Task inputs:
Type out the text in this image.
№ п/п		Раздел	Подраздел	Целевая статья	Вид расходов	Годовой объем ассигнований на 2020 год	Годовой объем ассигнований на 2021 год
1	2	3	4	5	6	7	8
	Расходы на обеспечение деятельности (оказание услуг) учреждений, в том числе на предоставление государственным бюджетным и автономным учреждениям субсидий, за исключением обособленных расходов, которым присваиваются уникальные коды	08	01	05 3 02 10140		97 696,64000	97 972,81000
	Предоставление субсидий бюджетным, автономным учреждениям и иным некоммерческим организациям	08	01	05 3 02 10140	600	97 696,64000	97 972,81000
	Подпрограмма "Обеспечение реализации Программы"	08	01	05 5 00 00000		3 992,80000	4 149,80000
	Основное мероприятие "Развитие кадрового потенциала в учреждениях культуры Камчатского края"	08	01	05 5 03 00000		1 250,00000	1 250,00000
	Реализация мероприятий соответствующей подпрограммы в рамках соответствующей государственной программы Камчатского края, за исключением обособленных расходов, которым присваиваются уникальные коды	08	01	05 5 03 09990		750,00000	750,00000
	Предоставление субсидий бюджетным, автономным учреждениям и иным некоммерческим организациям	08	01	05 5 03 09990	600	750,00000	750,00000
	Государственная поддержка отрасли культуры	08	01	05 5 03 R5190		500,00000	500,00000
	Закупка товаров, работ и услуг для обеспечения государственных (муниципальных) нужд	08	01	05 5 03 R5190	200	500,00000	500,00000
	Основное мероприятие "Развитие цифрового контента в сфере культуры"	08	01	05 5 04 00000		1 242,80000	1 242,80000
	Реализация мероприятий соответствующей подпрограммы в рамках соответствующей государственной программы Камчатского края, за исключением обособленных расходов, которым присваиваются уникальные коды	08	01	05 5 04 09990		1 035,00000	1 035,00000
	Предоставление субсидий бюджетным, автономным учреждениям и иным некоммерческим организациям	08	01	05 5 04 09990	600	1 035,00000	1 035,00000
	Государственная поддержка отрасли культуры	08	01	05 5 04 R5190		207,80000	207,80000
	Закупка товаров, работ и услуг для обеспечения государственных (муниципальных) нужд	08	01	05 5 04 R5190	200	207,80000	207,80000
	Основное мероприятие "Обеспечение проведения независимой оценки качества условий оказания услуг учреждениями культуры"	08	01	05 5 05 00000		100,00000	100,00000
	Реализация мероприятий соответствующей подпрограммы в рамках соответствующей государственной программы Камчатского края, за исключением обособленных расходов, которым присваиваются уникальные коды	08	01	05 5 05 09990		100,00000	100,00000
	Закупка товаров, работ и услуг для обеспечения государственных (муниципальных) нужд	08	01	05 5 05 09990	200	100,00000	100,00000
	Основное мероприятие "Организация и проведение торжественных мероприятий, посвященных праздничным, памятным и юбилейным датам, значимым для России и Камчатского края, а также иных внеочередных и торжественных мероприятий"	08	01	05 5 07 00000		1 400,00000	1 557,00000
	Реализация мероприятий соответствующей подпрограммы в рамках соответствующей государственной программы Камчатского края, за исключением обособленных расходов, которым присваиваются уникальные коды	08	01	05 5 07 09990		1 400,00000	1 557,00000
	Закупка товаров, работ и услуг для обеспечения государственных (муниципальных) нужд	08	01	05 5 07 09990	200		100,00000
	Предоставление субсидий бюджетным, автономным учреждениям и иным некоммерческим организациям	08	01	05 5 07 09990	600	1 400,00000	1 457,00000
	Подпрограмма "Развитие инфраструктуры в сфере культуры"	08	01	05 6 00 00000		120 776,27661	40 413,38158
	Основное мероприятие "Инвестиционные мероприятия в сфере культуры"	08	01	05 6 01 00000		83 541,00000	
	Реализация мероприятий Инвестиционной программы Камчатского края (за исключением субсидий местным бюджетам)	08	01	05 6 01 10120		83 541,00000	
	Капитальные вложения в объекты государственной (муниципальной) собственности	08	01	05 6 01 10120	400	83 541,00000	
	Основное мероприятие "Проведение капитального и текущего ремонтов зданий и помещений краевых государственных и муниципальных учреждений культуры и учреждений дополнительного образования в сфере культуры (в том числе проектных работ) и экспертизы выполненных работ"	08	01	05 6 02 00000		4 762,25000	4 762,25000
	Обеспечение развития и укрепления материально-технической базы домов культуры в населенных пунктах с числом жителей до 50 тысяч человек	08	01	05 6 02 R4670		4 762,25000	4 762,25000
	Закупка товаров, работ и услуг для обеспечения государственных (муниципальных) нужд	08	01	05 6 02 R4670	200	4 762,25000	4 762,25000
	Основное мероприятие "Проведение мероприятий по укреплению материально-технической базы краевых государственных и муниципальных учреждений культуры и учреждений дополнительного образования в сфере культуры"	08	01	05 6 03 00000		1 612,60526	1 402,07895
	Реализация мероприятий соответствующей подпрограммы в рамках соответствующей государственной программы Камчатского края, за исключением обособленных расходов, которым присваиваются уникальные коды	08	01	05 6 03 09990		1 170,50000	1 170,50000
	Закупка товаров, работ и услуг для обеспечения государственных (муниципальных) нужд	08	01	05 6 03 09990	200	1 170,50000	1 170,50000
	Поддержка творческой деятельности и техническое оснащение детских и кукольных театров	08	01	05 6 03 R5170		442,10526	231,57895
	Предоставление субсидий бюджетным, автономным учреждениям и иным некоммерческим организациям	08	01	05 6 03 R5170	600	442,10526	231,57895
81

Work to complete: Faithfully reproduce all of the records, character for character.

Solution for this exercise:
Type out the text in this image.
№ п/п		Раздел	Подраздел	Целевая статья	Вид расходов	Годовой объем ассигнований на 2020 год	Годовой объем ассигнований на 2021 год
1	2	3	4	5	6	7	8
	Расходы на обеспечение деятельности (оказание услуг) учреждений, в том числе на предоставление государственным бюджетным и автономным учреждениям субсидий, за исключением обособленных расходов, которым присваиваются уникальные коды	08	01	05 3 02 10140		97 696,64000	97 972,81000
	Предоставление субсидий бюджетным, автономным учреждениям и иным некоммерческим организациям	08	01	05 3 02 10140	600	97 696,64000	97 972,81000
	Подпрограмма "Обеспечение реализации Программы"	08	01	05 5 00 00000		3 992,80000	4 149,80000
	Основное мероприятие "Развитие кадрового потенциала в учреждениях культуры Камчатского края"	08	01	05 5 03 00000		1 250,00000	1 250,00000
	Реализация мероприятий соответствующей подпрограммы в рамках соответствующей государственной программы Камчатского края, за исключением обособленных расходов, которым присваиваются уникальные коды	08	01	05 5 03 09990		750,00000	750,00000
	Предоставление субсидий бюджетным, автономным учреждениям и иным некоммерческим организациям	08	01	05 5 03 09990	600	750,00000	750,00000
	Государственная поддержка отрасли культуры	08	01	05 5 03 R5190		500,00000	500,00000
	Закупка товаров, работ и услуг для обеспечения государственных (муниципальных) нужд	08	01	05 5 03 R5190	200	500,00000	500,00000
	Основное мероприятие "Развитие цифрового контента в сфере культуры"	08	01	05 5 04 00000		1 242,80000	1 242,80000
	Реализация мероприятий соответствующей подпрограммы в рамках соответствующей государственной программы Камчатского края, за исключением обособленных расходов, которым присваиваются уникальные коды	08	01	05 5 04 09990		1 035,00000	1 035,00000
	Предоставление субсидий бюджетным, автономным учреждениям и иным некоммерческим организациям	08	01	05 5 04 09990	600	1 035,00000	1 035,00000
	Государственная поддержка отрасли культуры	08	01	05 5 04 R5190		207,80000	207,80000
	Закупка товаров, работ и услуг для обеспечения государственных (муниципальных) нужд	08	01	05 5 04 R5190	200	207,80000	207,80000
	Основное мероприятие "Обеспечение проведения независимой оценки качества условий оказания услуг учреждениями культуры"	08	01	05 5 05 00000		100,00000	100,00000
	Реализация мероприятий соответствующей подпрограммы в рамках соответствующей государственной программы Камчатского края, за исключением обособленных расходов, которым присваиваются уникальные коды	08	01	05 5 05 09990		100,00000	100,00000
	Закупка товаров, работ и услуг для обеспечения государственных (муниципальных) нужд	08	01	05 5 05 09990	200	100,00000	100,00000
	Основное мероприятие "Организация и проведение торжественных мероприятий, посвященных праздничным, памятным и юбилейным датам, значимым для России и Камчатского края, а также иных внеочередных и торжественных мероприятий"	08	01	05 5 07 00000		1 400,00000	1 557,00000
	Реализация мероприятий соответствующей подпрограммы в рамках соответствующей государственной программы Камчатского края, за исключением обособленных расходов, которым присваиваются уникальные коды	08	01	05 5 07 09990		1 400,00000	1 557,00000
	Закупка товаров, работ и услуг для обеспечения государственных (муниципальных) нужд	08	01	05 5 07 09990	200		100,00000
	Предоставление субсидий бюджетным, автономным учреждениям и иным некоммерческим организациям	08	01	05 5 07 09990	600	1 400,00000	1 457,00000
	Подпрограмма "Развитие инфраструктуры в сфере культуры"	08	01	05 6 00 00000		120 776,27661	40 413,38158
	Основное мероприятие "Инвестиционные мероприятия в сфере культуры"	08	01	05 6 01 00000		83 541,00000	
	Реализация мероприятий Инвестиционной программы Камчатского края (за исключением субсидий местным бюджетам)	08	01	05 6 01 10120		83 541,00000	
	Капитальные вложения в объекты государственной (муниципальной) собственности	08	01	05 6 01 10120	400	83 541,00000	
	Основное мероприятие "Проведение капитального и текущего ремонтов зданий и помещений краевых государственных и муниципальных учреждений культуры и учреждений дополнительного образования в сфере культуры (в том числе проектных работ) и экспертизы выполненных работ"	08	01	05 6 02 00000		4 762,25000	4 762,25000
	Обеспечение развития и укрепления материально-технической базы домов культуры в населенных пунктах с числом жителей до 50 тысяч человек	08	01	05 6 02 R4670		4 762,25000	4 762,25000
	Закупка товаров, работ и услуг для обеспечения государственных (муниципальных) нужд	08	01	05 6 02 R4670	200	4 762,25000	4 762,25000
	Основное мероприятие "Проведение мероприятий по укреплению материально-технической базы краевых государственных и муниципальных учреждений культуры и учреждений дополнительного образования в сфере культуры"	08	01	05 6 03 00000		1 612,60526	1 402,07895
	Реализация мероприятий соответствующей подпрограммы в рамках соответствующей государственной программы Камчатского края, за исключением обособленных расходов, которым присваиваются уникальные коды	08	01	05 6 03 09990		1 170,50000	1 170,50000
	Закупка товаров, работ и услуг для обеспечения государственных (муниципальных) нужд	08	01	05 6 03 09990	200	1 170,50000	1 170,50000
	Поддержка творческой деятельности и техническое оснащение детских и кукольных театров	08	01	05 6 03 R5170		442,10526	231,57895
	Предоставление субсидий бюджетным, автономным учреждениям и иным некоммерческим организациям	08	01	05 6 03 R5170	600	442,10526	231,57895
81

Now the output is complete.